=== Data ===

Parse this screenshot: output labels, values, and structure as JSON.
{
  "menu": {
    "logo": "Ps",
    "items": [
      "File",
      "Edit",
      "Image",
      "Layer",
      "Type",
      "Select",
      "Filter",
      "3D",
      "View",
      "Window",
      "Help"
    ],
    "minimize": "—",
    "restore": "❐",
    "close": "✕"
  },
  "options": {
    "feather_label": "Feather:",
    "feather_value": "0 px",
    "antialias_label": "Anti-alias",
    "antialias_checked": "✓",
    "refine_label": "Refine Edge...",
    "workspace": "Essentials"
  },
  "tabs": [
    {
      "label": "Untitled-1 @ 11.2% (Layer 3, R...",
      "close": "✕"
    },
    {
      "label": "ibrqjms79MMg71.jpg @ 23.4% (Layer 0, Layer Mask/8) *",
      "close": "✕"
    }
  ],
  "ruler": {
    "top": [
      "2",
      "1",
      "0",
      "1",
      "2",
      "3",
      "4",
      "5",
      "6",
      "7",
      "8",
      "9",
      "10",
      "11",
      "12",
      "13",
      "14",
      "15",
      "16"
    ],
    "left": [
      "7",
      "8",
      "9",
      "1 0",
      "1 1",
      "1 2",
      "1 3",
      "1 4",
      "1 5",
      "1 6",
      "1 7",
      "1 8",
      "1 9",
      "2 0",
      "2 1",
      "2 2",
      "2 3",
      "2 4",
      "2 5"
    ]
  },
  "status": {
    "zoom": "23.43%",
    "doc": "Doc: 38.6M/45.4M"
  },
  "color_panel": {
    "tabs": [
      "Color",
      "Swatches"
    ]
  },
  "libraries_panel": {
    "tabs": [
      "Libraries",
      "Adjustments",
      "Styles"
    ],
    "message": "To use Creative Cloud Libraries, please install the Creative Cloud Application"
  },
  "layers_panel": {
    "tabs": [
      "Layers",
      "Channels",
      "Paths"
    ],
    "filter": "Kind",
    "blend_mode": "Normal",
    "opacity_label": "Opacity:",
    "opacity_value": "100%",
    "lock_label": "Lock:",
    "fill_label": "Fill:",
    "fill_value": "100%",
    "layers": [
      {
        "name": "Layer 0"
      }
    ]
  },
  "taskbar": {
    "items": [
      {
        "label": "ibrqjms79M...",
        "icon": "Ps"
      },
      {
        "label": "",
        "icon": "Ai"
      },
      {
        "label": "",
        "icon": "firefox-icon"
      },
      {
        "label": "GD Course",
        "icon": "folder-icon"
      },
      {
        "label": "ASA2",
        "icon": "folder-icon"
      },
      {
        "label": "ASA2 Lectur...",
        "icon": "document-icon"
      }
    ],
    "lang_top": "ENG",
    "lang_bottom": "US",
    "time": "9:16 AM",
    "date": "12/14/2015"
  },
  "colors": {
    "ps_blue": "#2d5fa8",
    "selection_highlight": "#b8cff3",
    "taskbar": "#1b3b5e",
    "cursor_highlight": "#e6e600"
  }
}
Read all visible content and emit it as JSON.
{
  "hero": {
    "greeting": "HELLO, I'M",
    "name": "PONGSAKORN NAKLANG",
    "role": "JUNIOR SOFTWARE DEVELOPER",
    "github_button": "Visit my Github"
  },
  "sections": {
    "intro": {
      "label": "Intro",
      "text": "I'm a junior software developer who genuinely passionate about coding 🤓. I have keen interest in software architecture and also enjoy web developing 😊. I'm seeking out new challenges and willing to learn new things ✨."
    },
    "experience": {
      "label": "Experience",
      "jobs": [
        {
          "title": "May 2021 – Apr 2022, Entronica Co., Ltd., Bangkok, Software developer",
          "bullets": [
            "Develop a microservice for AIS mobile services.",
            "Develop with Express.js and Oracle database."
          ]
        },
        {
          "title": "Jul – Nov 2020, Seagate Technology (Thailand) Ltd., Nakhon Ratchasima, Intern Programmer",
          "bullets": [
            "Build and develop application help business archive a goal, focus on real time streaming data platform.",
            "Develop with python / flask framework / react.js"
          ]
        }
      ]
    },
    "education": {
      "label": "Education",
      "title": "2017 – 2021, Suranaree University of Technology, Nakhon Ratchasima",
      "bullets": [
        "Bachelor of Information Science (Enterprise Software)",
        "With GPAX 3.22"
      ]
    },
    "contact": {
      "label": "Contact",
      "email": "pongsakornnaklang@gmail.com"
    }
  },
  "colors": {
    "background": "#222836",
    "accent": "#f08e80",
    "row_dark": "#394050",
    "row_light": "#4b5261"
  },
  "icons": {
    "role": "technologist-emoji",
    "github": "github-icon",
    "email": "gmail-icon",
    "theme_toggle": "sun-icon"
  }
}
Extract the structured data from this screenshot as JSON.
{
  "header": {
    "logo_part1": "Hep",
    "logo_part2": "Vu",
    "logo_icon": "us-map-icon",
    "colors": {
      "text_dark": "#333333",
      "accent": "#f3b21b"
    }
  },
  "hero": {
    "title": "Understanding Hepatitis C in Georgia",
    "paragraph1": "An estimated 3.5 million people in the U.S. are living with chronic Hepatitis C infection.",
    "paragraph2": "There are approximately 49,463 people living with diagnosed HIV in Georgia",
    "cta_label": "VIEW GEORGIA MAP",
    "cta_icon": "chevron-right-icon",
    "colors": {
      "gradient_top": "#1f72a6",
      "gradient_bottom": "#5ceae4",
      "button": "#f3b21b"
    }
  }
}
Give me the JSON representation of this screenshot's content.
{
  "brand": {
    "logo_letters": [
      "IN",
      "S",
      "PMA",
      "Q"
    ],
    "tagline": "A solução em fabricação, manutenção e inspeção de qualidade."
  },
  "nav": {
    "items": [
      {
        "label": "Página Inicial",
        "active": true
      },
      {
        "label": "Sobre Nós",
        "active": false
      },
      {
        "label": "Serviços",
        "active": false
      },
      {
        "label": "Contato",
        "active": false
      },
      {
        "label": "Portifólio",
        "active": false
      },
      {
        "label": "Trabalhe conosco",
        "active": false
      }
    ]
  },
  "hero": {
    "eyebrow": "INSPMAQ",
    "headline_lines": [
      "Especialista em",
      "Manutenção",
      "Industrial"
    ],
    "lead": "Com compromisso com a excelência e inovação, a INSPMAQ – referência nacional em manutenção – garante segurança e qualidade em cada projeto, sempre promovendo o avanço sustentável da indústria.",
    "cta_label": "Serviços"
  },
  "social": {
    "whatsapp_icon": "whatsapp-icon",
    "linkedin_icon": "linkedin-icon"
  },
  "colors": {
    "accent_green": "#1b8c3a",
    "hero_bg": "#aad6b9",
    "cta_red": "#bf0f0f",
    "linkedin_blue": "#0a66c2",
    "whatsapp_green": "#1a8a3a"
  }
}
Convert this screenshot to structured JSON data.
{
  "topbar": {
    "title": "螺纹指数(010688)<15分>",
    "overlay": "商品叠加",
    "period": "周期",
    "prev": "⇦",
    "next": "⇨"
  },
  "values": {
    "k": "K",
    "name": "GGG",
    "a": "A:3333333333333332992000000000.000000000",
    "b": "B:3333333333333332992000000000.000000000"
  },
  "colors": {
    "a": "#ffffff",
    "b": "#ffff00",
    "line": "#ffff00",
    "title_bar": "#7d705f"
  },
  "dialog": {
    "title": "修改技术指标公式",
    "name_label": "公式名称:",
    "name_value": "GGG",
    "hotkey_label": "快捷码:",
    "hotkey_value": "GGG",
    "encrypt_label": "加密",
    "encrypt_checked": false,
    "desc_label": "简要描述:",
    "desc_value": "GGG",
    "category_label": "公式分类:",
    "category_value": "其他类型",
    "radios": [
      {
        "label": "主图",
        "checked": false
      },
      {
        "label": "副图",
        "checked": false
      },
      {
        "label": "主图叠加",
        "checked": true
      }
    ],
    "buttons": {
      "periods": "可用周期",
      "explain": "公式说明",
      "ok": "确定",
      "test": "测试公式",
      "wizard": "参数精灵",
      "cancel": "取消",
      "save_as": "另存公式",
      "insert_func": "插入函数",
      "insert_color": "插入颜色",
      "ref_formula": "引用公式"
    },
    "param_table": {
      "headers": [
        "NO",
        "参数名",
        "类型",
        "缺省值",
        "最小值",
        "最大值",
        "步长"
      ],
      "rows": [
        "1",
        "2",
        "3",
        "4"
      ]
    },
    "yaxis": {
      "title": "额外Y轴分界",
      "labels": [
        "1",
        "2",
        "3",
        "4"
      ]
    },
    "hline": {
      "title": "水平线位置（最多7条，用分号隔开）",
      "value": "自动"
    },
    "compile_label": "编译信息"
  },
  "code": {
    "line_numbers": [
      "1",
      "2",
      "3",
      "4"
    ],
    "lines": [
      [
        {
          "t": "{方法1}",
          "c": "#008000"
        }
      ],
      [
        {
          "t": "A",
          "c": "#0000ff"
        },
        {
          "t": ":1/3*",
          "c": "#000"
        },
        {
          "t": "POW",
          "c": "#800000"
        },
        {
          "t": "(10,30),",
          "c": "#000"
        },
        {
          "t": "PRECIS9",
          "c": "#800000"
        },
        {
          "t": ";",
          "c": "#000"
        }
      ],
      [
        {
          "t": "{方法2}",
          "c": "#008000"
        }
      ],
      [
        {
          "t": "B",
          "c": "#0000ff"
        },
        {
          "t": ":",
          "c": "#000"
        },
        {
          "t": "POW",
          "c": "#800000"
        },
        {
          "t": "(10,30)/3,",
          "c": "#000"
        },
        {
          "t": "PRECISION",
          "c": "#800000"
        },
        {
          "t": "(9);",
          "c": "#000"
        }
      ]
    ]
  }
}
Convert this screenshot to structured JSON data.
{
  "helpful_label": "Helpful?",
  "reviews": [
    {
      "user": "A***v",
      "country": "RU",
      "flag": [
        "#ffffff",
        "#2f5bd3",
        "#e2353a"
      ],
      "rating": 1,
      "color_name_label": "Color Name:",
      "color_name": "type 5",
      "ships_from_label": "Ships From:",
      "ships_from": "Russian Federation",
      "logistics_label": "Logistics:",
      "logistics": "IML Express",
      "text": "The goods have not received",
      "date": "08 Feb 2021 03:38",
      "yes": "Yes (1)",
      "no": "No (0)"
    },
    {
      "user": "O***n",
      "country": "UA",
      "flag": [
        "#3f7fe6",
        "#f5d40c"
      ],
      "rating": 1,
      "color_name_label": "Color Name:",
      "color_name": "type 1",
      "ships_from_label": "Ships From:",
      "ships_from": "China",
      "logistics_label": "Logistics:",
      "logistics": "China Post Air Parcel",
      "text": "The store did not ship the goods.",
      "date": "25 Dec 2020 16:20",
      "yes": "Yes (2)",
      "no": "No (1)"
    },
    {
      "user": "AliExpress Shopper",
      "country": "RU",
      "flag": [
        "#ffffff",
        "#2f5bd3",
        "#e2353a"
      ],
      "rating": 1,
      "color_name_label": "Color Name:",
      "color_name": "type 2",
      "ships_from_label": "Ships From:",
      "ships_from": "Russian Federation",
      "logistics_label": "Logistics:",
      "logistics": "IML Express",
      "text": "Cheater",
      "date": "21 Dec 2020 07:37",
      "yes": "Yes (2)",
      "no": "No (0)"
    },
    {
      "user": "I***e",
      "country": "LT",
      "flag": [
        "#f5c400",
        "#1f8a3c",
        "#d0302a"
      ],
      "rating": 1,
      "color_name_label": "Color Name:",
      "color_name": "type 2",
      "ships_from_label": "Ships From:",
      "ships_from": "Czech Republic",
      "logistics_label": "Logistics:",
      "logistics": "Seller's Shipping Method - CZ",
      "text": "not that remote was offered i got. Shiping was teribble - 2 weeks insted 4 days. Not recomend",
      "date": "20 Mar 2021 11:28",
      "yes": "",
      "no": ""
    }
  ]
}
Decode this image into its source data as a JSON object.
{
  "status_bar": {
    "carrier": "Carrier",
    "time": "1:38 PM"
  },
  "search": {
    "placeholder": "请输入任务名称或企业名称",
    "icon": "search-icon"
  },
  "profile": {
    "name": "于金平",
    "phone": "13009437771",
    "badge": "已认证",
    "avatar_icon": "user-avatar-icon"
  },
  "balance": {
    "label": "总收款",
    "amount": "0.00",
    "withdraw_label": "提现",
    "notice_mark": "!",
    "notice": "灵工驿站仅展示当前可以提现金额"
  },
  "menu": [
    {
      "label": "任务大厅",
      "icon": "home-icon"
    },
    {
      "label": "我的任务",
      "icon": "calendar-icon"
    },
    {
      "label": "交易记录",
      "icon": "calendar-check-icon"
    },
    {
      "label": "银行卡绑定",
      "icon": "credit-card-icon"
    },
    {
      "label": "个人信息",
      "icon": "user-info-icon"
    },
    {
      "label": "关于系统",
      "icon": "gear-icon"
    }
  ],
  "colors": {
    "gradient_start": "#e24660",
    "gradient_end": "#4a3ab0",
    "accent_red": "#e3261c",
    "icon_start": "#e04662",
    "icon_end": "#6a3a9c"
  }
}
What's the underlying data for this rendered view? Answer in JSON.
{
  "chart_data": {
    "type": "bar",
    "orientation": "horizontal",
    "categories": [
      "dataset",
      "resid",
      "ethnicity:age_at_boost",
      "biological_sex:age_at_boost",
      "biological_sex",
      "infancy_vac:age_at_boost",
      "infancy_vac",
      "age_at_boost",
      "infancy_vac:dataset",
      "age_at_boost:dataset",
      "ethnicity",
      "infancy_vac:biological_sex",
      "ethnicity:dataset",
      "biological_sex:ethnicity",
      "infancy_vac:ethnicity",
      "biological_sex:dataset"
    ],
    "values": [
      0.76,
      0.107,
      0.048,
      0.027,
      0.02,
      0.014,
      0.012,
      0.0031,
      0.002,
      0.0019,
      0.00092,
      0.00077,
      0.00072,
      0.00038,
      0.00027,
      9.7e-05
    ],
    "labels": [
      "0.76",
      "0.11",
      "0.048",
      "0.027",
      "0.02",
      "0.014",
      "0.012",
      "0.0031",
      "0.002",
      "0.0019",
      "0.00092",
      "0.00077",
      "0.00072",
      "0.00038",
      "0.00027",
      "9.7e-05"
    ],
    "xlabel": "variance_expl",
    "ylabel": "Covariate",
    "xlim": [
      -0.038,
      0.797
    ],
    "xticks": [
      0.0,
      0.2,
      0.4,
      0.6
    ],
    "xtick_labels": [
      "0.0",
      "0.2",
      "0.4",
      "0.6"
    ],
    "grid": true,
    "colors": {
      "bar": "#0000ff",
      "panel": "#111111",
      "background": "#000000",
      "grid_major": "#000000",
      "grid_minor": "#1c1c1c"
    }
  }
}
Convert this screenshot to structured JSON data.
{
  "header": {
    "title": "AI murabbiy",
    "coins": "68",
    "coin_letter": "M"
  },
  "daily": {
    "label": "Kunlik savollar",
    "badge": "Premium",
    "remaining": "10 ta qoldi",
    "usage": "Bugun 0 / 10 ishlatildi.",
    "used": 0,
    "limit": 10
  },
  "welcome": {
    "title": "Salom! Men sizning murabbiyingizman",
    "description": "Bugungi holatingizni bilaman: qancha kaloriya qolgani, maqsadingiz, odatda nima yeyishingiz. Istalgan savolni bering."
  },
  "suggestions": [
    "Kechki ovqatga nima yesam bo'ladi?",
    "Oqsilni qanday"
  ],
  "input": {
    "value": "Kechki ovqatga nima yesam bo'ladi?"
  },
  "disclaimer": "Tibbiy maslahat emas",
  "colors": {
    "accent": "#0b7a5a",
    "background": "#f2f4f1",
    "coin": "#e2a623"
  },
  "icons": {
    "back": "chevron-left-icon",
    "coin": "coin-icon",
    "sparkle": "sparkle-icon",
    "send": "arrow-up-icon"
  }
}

===

Find the lines containing "have" and list every one of them.

      "text": "I'm a junior software developer who genuinely passionate about coding 🤓. I have keen interest in software architecture and also enjoy web developing 😊. I'm seeking out new challenges and willing to learn new things ✨."
      "text": "The goods have not received",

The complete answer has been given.